Item position entries
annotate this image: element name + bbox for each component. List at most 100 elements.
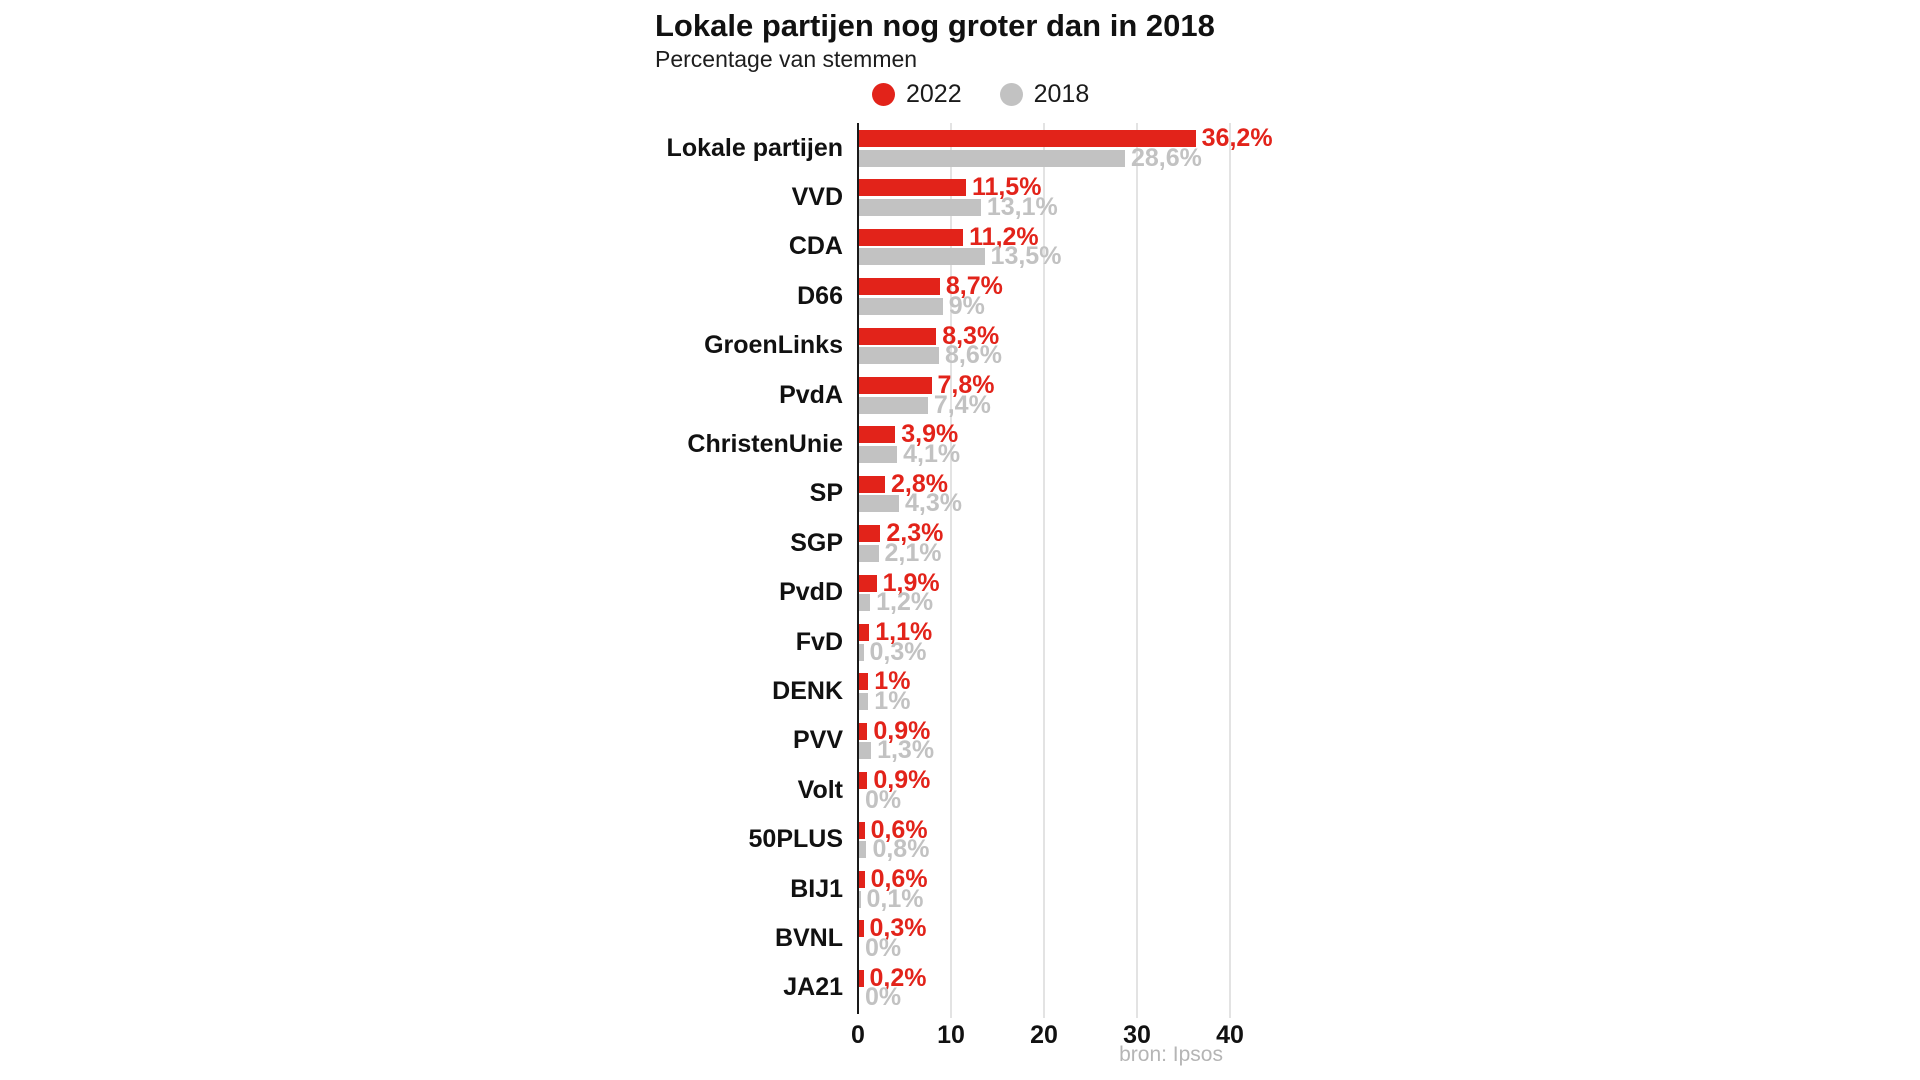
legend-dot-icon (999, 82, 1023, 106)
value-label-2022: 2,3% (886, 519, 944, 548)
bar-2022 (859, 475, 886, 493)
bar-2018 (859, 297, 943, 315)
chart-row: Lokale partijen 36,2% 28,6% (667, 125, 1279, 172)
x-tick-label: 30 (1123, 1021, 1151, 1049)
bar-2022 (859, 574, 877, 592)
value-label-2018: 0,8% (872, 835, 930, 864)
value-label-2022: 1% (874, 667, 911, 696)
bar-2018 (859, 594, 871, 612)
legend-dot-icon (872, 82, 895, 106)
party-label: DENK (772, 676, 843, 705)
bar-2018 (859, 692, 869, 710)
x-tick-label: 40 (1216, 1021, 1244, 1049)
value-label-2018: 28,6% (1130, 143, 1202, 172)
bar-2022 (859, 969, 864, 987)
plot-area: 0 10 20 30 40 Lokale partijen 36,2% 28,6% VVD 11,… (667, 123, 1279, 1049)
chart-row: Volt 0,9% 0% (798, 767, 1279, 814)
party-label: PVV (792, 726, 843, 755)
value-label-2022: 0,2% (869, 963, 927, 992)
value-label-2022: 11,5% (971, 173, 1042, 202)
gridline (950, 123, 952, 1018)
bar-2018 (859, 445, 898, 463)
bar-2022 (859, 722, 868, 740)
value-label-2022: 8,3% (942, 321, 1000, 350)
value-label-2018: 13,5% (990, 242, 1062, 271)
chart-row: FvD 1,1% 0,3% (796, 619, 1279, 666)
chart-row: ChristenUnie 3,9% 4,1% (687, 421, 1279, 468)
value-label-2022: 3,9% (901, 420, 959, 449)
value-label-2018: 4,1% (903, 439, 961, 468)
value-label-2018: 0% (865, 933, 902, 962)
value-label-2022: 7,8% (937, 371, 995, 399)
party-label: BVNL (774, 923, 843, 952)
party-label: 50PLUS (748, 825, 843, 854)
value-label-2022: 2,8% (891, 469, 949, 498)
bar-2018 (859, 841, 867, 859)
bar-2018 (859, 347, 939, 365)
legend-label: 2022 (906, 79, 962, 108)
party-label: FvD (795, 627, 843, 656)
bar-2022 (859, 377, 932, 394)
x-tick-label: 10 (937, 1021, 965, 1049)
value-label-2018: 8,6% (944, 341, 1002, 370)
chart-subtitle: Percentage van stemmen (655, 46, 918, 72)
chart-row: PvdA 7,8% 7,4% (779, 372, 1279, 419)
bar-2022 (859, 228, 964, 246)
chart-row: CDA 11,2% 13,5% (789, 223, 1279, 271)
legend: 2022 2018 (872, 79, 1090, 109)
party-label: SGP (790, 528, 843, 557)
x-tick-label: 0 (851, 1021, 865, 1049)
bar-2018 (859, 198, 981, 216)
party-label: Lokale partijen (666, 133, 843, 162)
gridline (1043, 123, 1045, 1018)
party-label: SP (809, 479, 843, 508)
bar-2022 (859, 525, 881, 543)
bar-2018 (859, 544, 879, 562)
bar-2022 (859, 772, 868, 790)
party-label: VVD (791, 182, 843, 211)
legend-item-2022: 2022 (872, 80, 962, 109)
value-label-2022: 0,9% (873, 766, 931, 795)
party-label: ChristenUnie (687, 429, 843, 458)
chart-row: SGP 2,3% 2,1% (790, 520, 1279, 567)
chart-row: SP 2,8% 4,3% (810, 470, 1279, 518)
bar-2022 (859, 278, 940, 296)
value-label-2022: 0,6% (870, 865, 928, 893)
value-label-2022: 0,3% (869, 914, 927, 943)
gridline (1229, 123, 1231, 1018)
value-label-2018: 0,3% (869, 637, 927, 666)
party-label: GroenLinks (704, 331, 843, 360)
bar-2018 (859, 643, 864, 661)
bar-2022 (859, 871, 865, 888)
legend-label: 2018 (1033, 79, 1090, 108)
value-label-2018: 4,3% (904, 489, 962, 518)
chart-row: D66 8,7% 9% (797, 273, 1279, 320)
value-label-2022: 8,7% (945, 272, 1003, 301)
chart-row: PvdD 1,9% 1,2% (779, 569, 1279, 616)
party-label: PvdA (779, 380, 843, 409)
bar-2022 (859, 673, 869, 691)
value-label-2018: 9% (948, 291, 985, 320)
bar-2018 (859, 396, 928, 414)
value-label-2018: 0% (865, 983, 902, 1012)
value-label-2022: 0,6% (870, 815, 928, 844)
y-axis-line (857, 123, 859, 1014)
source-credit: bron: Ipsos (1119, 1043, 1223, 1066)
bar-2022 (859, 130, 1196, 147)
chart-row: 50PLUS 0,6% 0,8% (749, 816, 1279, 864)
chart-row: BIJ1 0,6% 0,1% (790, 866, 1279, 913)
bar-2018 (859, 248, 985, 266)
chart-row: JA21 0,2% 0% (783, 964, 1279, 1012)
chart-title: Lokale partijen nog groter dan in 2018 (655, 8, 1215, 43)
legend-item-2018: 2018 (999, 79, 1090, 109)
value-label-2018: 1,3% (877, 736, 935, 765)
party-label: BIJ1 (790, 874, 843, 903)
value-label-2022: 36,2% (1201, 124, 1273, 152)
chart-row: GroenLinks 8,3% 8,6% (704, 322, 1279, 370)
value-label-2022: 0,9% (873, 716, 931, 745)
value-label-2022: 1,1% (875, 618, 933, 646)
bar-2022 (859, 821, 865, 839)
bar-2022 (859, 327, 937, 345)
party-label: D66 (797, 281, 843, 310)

### SHORT EXERCISE
Print every one of the lines above again word for word, omitting the pictures.

### WRITTEN ANSWER
annotate this image: element name + bbox for each component. List at most 100 elements.
legend-dot-icon (999, 82, 1023, 106)
value-label-2022: 2,3% (886, 519, 944, 548)
bar-2022 (859, 475, 886, 493)
bar-2018 (859, 297, 943, 315)
chart-row: Lokale partijen 36,2% 28,6% (667, 125, 1279, 172)
x-tick-label: 30 (1123, 1021, 1151, 1049)
bar-2022 (859, 574, 877, 592)
value-label-2018: 0,8% (872, 835, 930, 864)
value-label-2022: 1% (874, 667, 911, 696)
bar-2018 (859, 594, 871, 612)
legend-dot-icon (872, 82, 895, 106)
party-label: DENK (772, 676, 843, 705)
bar-2018 (859, 692, 869, 710)
x-tick-label: 40 (1216, 1021, 1244, 1049)
value-label-2018: 28,6% (1130, 143, 1202, 172)
bar-2022 (859, 969, 864, 987)
plot-area: 0 10 20 30 40 Lokale partijen 36,2% 28,6% VVD 11,… (667, 123, 1279, 1049)
chart-row: Volt 0,9% 0% (798, 767, 1279, 814)
party-label: PVV (792, 726, 843, 755)
value-label-2022: 0,2% (869, 963, 927, 992)
value-label-2022: 11,5% (971, 173, 1042, 202)
gridline (950, 123, 952, 1018)
bar-2018 (859, 445, 898, 463)
bar-2022 (859, 722, 868, 740)
value-label-2022: 8,3% (942, 321, 1000, 350)
value-label-2018: 13,5% (990, 242, 1062, 271)
chart-row: FvD 1,1% 0,3% (796, 619, 1279, 666)
chart-row: ChristenUnie 3,9% 4,1% (687, 421, 1279, 468)
value-label-2022: 3,9% (901, 420, 959, 449)
value-label-2018: 4,1% (903, 439, 961, 468)
value-label-2018: 0% (865, 933, 902, 962)
value-label-2022: 7,8% (937, 371, 995, 399)
party-label: BVNL (774, 923, 843, 952)
party-label: 50PLUS (748, 825, 843, 854)
value-label-2022: 2,8% (891, 469, 949, 498)
bar-2018 (859, 841, 867, 859)
bar-2018 (859, 347, 939, 365)
legend-label: 2022 (906, 79, 962, 108)
party-label: FvD (795, 627, 843, 656)
bar-2022 (859, 377, 932, 394)
x-tick-label: 10 (937, 1021, 965, 1049)
value-label-2018: 8,6% (944, 341, 1002, 370)
chart-subtitle: Percentage van stemmen (655, 46, 918, 72)
chart-row: PvdA 7,8% 7,4% (779, 372, 1279, 419)
bar-2022 (859, 228, 964, 246)
chart-row: CDA 11,2% 13,5% (789, 223, 1279, 271)
legend: 2022 2018 (872, 79, 1090, 109)
party-label: SGP (790, 528, 843, 557)
x-tick-label: 0 (851, 1021, 865, 1049)
bar-2018 (859, 198, 981, 216)
party-label: Lokale partijen (666, 133, 843, 162)
gridline (1043, 123, 1045, 1018)
party-label: SP (809, 479, 843, 508)
bar-2022 (859, 525, 881, 543)
bar-2018 (859, 544, 879, 562)
bar-2022 (859, 772, 868, 790)
party-label: VVD (791, 182, 843, 211)
legend-item-2022: 2022 (872, 80, 962, 109)
value-label-2022: 0,9% (873, 766, 931, 795)
party-label: ChristenUnie (687, 429, 843, 458)
chart-row: SGP 2,3% 2,1% (790, 520, 1279, 567)
chart-row: SP 2,8% 4,3% (810, 470, 1279, 518)
bar-2022 (859, 278, 940, 296)
value-label-2022: 0,6% (870, 865, 928, 893)
value-label-2022: 0,3% (869, 914, 927, 943)
gridline (1229, 123, 1231, 1018)
value-label-2018: 0,3% (869, 637, 927, 666)
party-label: GroenLinks (704, 331, 843, 360)
bar-2018 (859, 643, 864, 661)
bar-2022 (859, 871, 865, 888)
legend-label: 2018 (1033, 79, 1090, 108)
value-label-2018: 4,3% (904, 489, 962, 518)
chart-row: D66 8,7% 9% (797, 273, 1279, 320)
value-label-2022: 8,7% (945, 272, 1003, 301)
chart-row: PvdD 1,9% 1,2% (779, 569, 1279, 616)
party-label: PvdA (779, 380, 843, 409)
bar-2022 (859, 673, 869, 691)
value-label-2018: 9% (948, 291, 985, 320)
bar-2018 (859, 396, 928, 414)
value-label-2018: 0% (865, 983, 902, 1012)
value-label-2022: 0,6% (870, 815, 928, 844)
y-axis-line (857, 123, 859, 1014)
source-credit: bron: Ipsos (1119, 1043, 1223, 1066)
bar-2022 (859, 130, 1196, 147)
chart-row: 50PLUS 0,6% 0,8% (749, 816, 1279, 864)
chart-row: BIJ1 0,6% 0,1% (790, 866, 1279, 913)
bar-2018 (859, 248, 985, 266)
chart-row: JA21 0,2% 0% (783, 964, 1279, 1012)
chart-title: Lokale partijen nog groter dan in 2018 (655, 8, 1215, 43)
legend-item-2018: 2018 (999, 79, 1090, 109)
value-label-2018: 1,3% (877, 736, 935, 765)
party-label: BIJ1 (790, 874, 843, 903)
value-label-2022: 36,2% (1201, 124, 1273, 152)
chart-row: GroenLinks 8,3% 8,6% (704, 322, 1279, 370)
value-label-2022: 0,9% (873, 716, 931, 745)
value-label-2022: 1,1% (875, 618, 933, 646)
bar-2022 (859, 821, 865, 839)
bar-2022 (859, 327, 937, 345)
party-label: D66 (797, 281, 843, 310)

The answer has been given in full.